— Brief —
Each entry that follows is to be retyped exactly. Pictures do not belong in the copy.

— Stored data entries —
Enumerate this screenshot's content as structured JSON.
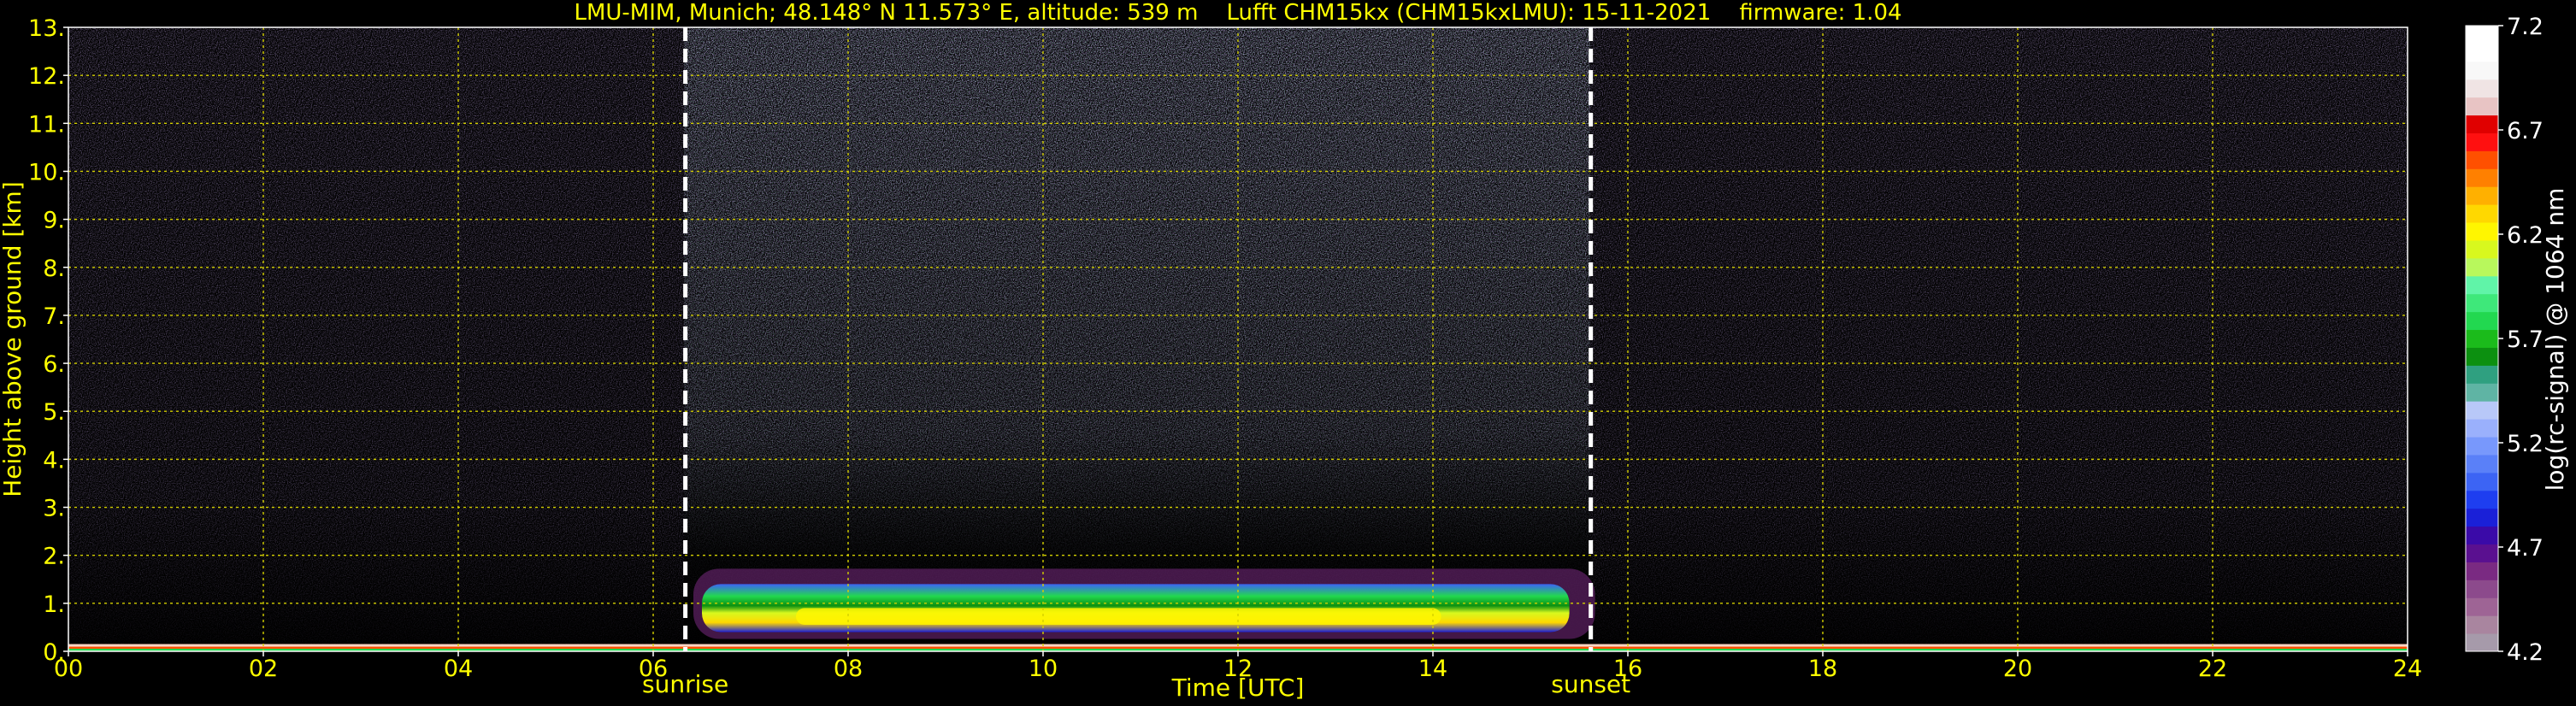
{
  "chart_data": {
    "type": "heatmap",
    "title": "LMU-MIM, Munich; 48.148° N 11.573° E, altitude: 539 m    Lufft CHM15kx (CHM15kxLMU): 15-11-2021    firmware: 1.04",
    "xlabel": "Time [UTC]",
    "ylabel": "Height above ground [km]",
    "xlim": [
      0,
      24
    ],
    "ylim": [
      0,
      13
    ],
    "x_ticks": [
      "00",
      "02",
      "04",
      "06",
      "08",
      "10",
      "12",
      "14",
      "16",
      "18",
      "20",
      "22",
      "24"
    ],
    "y_ticks": [
      "0.",
      "1.",
      "2.",
      "3.",
      "4.",
      "5.",
      "6.",
      "7.",
      "8.",
      "9.",
      "10.",
      "11.",
      "12.",
      "13."
    ],
    "grid": true,
    "markers": [
      {
        "label": "sunrise",
        "x": 6.33
      },
      {
        "label": "sunset",
        "x": 15.62
      }
    ],
    "colorbar": {
      "label": "log(rc-signal) @ 1064 nm",
      "range": [
        4.2,
        7.2
      ],
      "ticks": [
        "7.2",
        "6.7",
        "6.2",
        "5.7",
        "5.2",
        "4.7",
        "4.2"
      ],
      "colors": [
        "#a69aaa",
        "#a9859f",
        "#9e6495",
        "#8c4a8c",
        "#7a2a82",
        "#5a1090",
        "#3a0aa8",
        "#1a20d8",
        "#1e3ef0",
        "#3c64f4",
        "#5a80f8",
        "#7898fc",
        "#9ab0fc",
        "#b8c8f8",
        "#5fb4a4",
        "#2fa080",
        "#0c9010",
        "#1bbb1b",
        "#22d850",
        "#3ee87a",
        "#60f4a8",
        "#b8f85c",
        "#d8f81e",
        "#fff600",
        "#ffd800",
        "#ffb000",
        "#ff8000",
        "#ff5000",
        "#ff1010",
        "#e00000",
        "#e8c4c4",
        "#f0e4e4",
        "#f8f8f8",
        "#ffffff",
        "#ffffff"
      ]
    },
    "features": [
      {
        "label": "aerosol layer",
        "x_start": 6.5,
        "x_end": 15.4,
        "y_bottom": 0.4,
        "y_top": 1.4,
        "peak_value": 5.9
      },
      {
        "label": "near-ground signal",
        "x_start": 0,
        "x_end": 24,
        "y_bottom": 0.0,
        "y_top": 0.15,
        "peak_value": 6.4
      }
    ]
  },
  "colors": {
    "background": "#000000",
    "text": "#ffff00",
    "grid": "#d4d000",
    "marker": "#ffffff",
    "colorbar_text": "#ffffff"
  }
}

— Complete output —
Enumerate this screenshot's content as structured JSON.
{
  "chart_data": {
    "type": "heatmap",
    "title": "LMU-MIM, Munich; 48.148° N 11.573° E, altitude: 539 m    Lufft CHM15kx (CHM15kxLMU): 15-11-2021    firmware: 1.04",
    "xlabel": "Time [UTC]",
    "ylabel": "Height above ground [km]",
    "xlim": [
      0,
      24
    ],
    "ylim": [
      0,
      13
    ],
    "x_ticks": [
      "00",
      "02",
      "04",
      "06",
      "08",
      "10",
      "12",
      "14",
      "16",
      "18",
      "20",
      "22",
      "24"
    ],
    "y_ticks": [
      "0.",
      "1.",
      "2.",
      "3.",
      "4.",
      "5.",
      "6.",
      "7.",
      "8.",
      "9.",
      "10.",
      "11.",
      "12.",
      "13."
    ],
    "grid": true,
    "markers": [
      {
        "label": "sunrise",
        "x": 6.33
      },
      {
        "label": "sunset",
        "x": 15.62
      }
    ],
    "colorbar": {
      "label": "log(rc-signal) @ 1064 nm",
      "range": [
        4.2,
        7.2
      ],
      "ticks": [
        "7.2",
        "6.7",
        "6.2",
        "5.7",
        "5.2",
        "4.7",
        "4.2"
      ],
      "colors": [
        "#a69aaa",
        "#a9859f",
        "#9e6495",
        "#8c4a8c",
        "#7a2a82",
        "#5a1090",
        "#3a0aa8",
        "#1a20d8",
        "#1e3ef0",
        "#3c64f4",
        "#5a80f8",
        "#7898fc",
        "#9ab0fc",
        "#b8c8f8",
        "#5fb4a4",
        "#2fa080",
        "#0c9010",
        "#1bbb1b",
        "#22d850",
        "#3ee87a",
        "#60f4a8",
        "#b8f85c",
        "#d8f81e",
        "#fff600",
        "#ffd800",
        "#ffb000",
        "#ff8000",
        "#ff5000",
        "#ff1010",
        "#e00000",
        "#e8c4c4",
        "#f0e4e4",
        "#f8f8f8",
        "#ffffff",
        "#ffffff"
      ]
    },
    "features": [
      {
        "label": "aerosol layer",
        "x_start": 6.5,
        "x_end": 15.4,
        "y_bottom": 0.4,
        "y_top": 1.4,
        "peak_value": 5.9
      },
      {
        "label": "near-ground signal",
        "x_start": 0,
        "x_end": 24,
        "y_bottom": 0.0,
        "y_top": 0.15,
        "peak_value": 6.4
      }
    ]
  },
  "colors": {
    "background": "#000000",
    "text": "#ffff00",
    "grid": "#d4d000",
    "marker": "#ffffff",
    "colorbar_text": "#ffffff"
  }
}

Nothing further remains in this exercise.